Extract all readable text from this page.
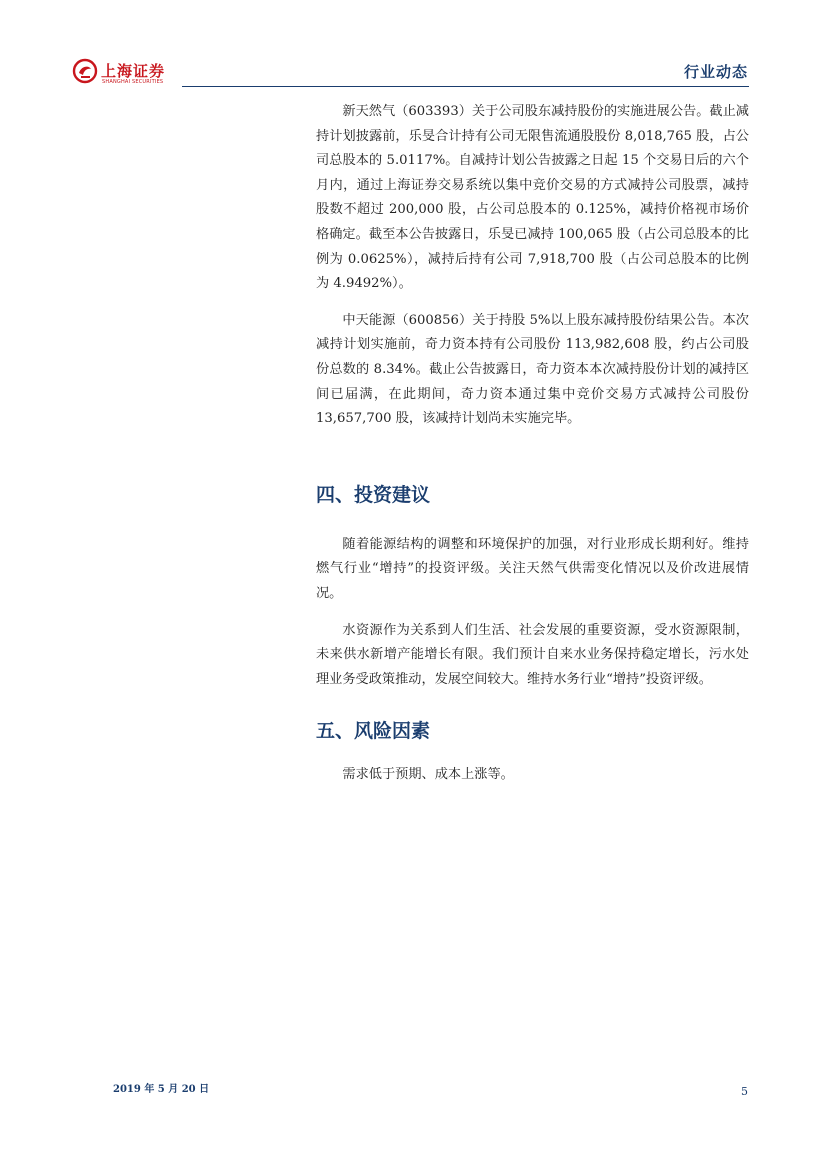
上海证券
SHANGHAI SECURITIES
行业动态

新天然气（603393）关于公司股东减持股份的实施进展公告。截止减持计划披露前，乐旻合计持有公司无限售流通股股份 8,018,765 股，占公司总股本的 5.0117%。自减持计划公告披露之日起 15 个交易日后的六个月内，通过上海证券交易系统以集中竞价交易的方式减持公司股票，减持股数不超过 200,000 股，占公司总股本的 0.125%，减持价格视市场价格确定。截至本公告披露日，乐旻已减持 100,065 股（占公司总股本的比例为 0.0625%），减持后持有公司 7,918,700 股（占公司总股本的比例为 4.9492%）。

中天能源（600856）关于持股 5%以上股东减持股份结果公告。本次减持计划实施前，奇力资本持有公司股份 113,982,608 股，约占公司股份总数的 8.34%。截止公告披露日，奇力资本本次减持股份计划的减持区间已届满，在此期间，奇力资本通过集中竞价交易方式减持公司股份 13,657,700 股，该减持计划尚未实施完毕。

四、投资建议

随着能源结构的调整和环境保护的加强，对行业形成长期利好。维持燃气行业“增持”的投资评级。关注天然气供需变化情况以及价改进展情况。

水资源作为关系到人们生活、社会发展的重要资源，受水资源限制，未来供水新增产能增长有限。我们预计自来水业务保持稳定增长，污水处理业务受政策推动，发展空间较大。维持水务行业“增持”投资评级。

五、风险因素

需求低于预期、成本上涨等。

2019 年 5 月 20 日	5
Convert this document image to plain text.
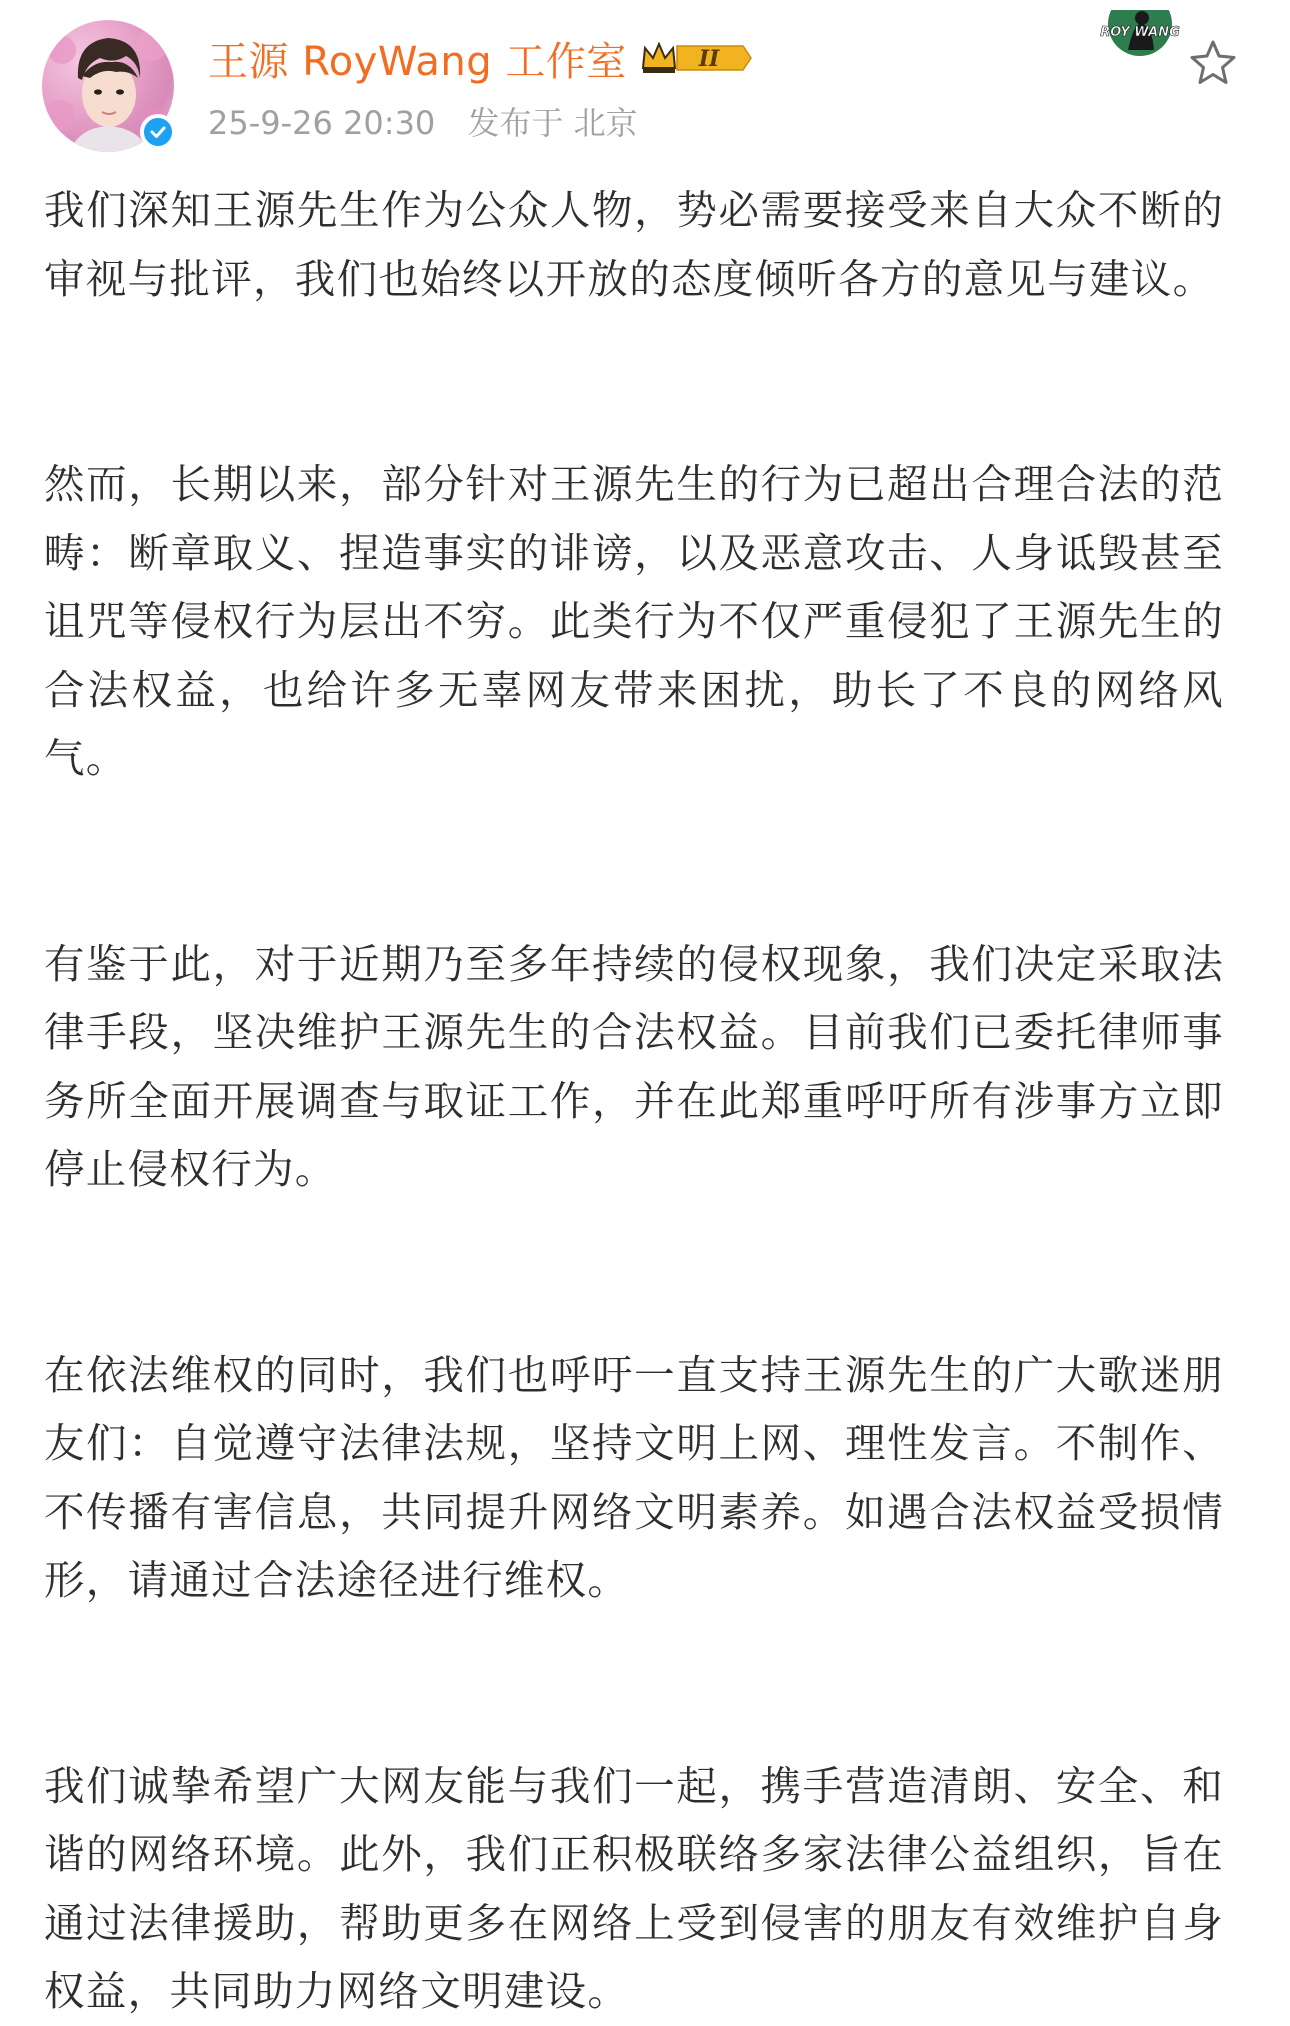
王源 RoyWang 工作室	II
25-9-26 20:30 发布于 北京
ROY WANG

我们深知王源先生作为公众人物，势必需要接受来自大众不断的审视与批评，我们也始终以开放的态度倾听各方的意见与建议。

然而，长期以来，部分针对王源先生的行为已超出合理合法的范畴：断章取义、捏造事实的诽谤，以及恶意攻击、人身诋毁甚至诅咒等侵权行为层出不穷。此类行为不仅严重侵犯了王源先生的合法权益，也给许多无辜网友带来困扰，助长了不良的网络风气。

有鉴于此，对于近期乃至多年持续的侵权现象，我们决定采取法律手段，坚决维护王源先生的合法权益。目前我们已委托律师事务所全面开展调查与取证工作，并在此郑重呼吁所有涉事方立即停止侵权行为。

在依法维权的同时，我们也呼吁一直支持王源先生的广大歌迷朋友们：自觉遵守法律法规，坚持文明上网、理性发言。不制作、不传播有害信息，共同提升网络文明素养。如遇合法权益受损情形，请通过合法途径进行维权。

我们诚挚希望广大网友能与我们一起，携手营造清朗、安全、和谐的网络环境。此外，我们正积极联络多家法律公益组织，旨在通过法律援助，帮助更多在网络上受到侵害的朋友有效维护自身权益，共同助力网络文明建设。
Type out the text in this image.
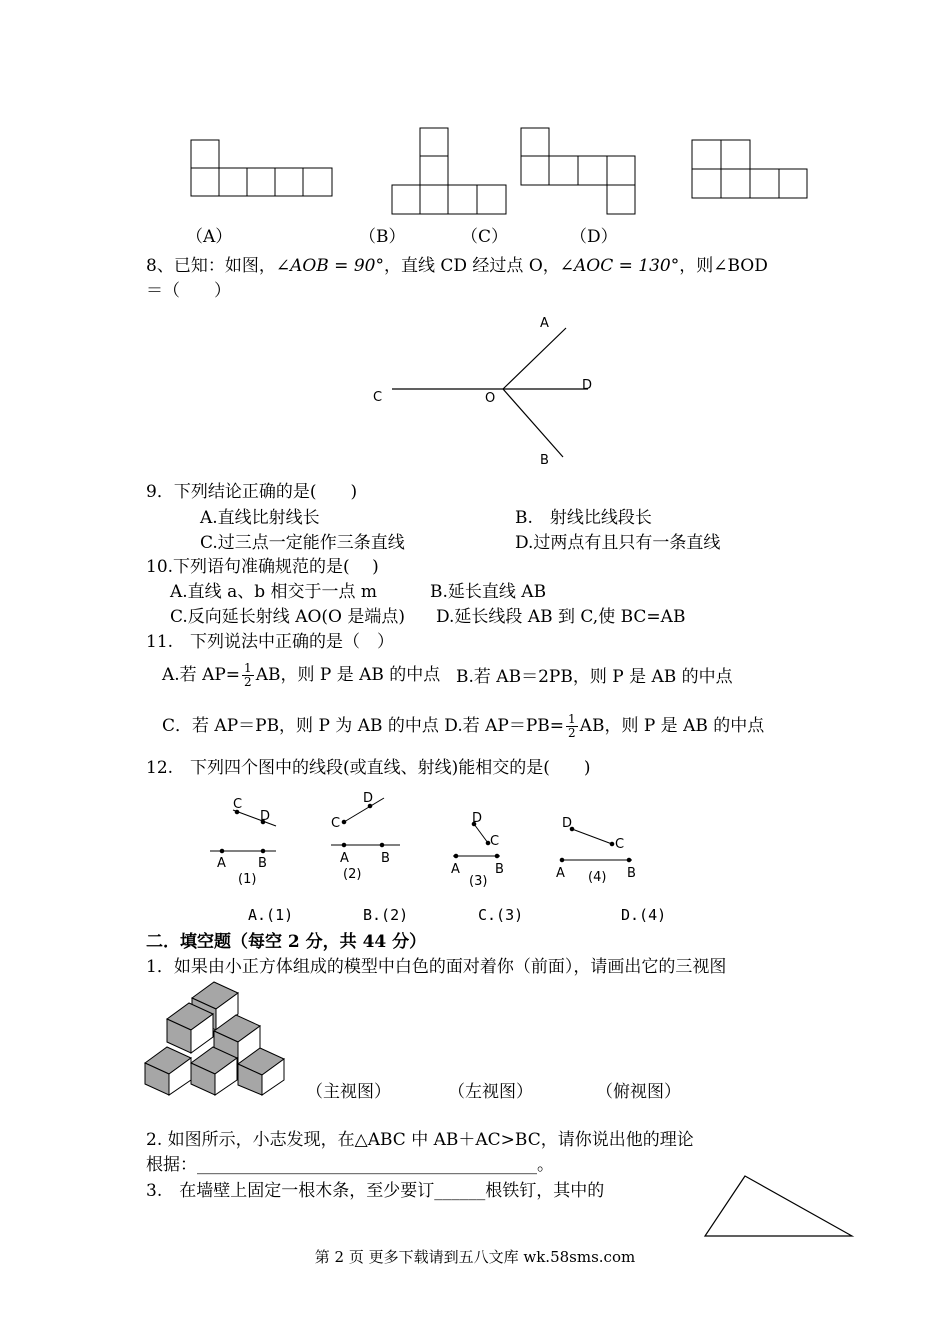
（A）	（B）	（C）	（D）
8、已知：如图，∠AOB = 90°，直线 CD 经过点 O，∠AOC = 130°，则∠BOD
＝（　　）
A
B
C
D
O
9．下列结论正确的是(　　)
A.直线比射线长	B.　射线比线段长
C.过三点一定能作三条直线	D.过两点有且只有一条直线
10.下列语句准确规范的是(　 )
A.直线 a、b 相交于一点 m	B.延长直线 AB
C.反向延长射线 AO(O 是端点) D.延长线段 AB 到 C,使 BC=AB
11.　下列说法中正确的是（　）
A.若 $AP= \frac{1}{2}$ AB，则 P 是 AB 的中点 B.若 AB＝2PB，则 P 是 AB 的中点
C．若 AP＝PB，则 P 为 AB 的中点 D.若 $AP=PB= \frac{1}{2}$ AB，则 P 是 AB 的中点
12.　下列四个图中的线段(或直线、射线)能相交的是(　　)
C
D
A B
(1)
C
D
A B
(2)
D
C
A	B
(3)
D
C
A	B
(4)
A.(1)	B.(2)	C.(3)	D.(4)
二．填空题（每空 2 分，共 44 分）
1．如果由小正方体组成的模型中白色的面对着你（前面），请画出它的三视图
（主视图）	（左视图）	（俯视图）
2. 如图所示，小志发现，在△ABC 中 AB＋AC>BC，请你说出他的理论
根据：________________________________________。
3.　在墙壁上固定一根木条，至少要订______根铁钉，其中的
第 2 页 更多下载请到五八文库 wk.58sms.com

| Work required |
Scan the material above for the word "text". Copy each line where it occurs.

| Solution to the problem |
Extract all readable text from this page.
Convert this document image to plain text.
Type out the text in this image.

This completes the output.